▶ EXTRACT TO READ:
I'll give you that for "truth". We could poke further; we would just get a bigger bowl of word salad.
The value is in the application. At the risk of sounding like Yoda, this is like walking into a large hall with other people and noticing that really good dance music is playing. People are moving around the dance floor. So you say to your partner "This is great!" and being dancing.
What's great about it? "There is a pattern of activity that I find pleasing that I can join in and feel as if I am accomplishing something of value"
Except in Wittgenstein's case, all the people were dancing, but they were all dancing to different songs and in their own invented way of dancing. Now there's nothing wrong with inventing your own songs and dance moves, mind you, but Wittgenstein was the guy that pointed out that this was what was happening.
And now we being discussing "Can we all listen to the same music", and "Who likes Jazz?", and so forth. We've opened up a new class of exploration that didn't exist before.

▶ DATA LINES:

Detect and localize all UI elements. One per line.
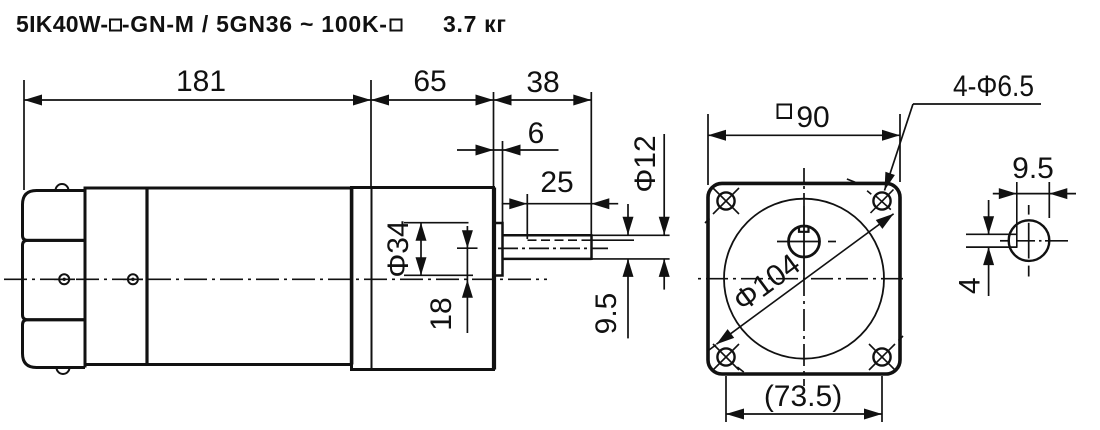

▶ REQUESTS:
1. Mark each statement about the passage on Wittgenstein yes or no according to whether it agrees with the passage, and quote the exact words that decide it: (a) In Wittgenstein's case, everyone was dancing to the same song. (b) The passage says there is nothing wrong with inventing your own songs and dance moves. (c) The passage places the value in the application.
2. In the passage on Wittgenstein, what would come of poking further at "truth"?
The lines come from a different source than the passage about Wittgenstein.

▶ ANSWERS PER TASK:
1.
(a) No: "they were all dancing to different songs and in their own invented way of dancing"
(b) Yes: "there's nothing wrong with inventing your own songs and dance moves"
(c) Yes: "The value is in the application."

2. A bigger bowl of word salad.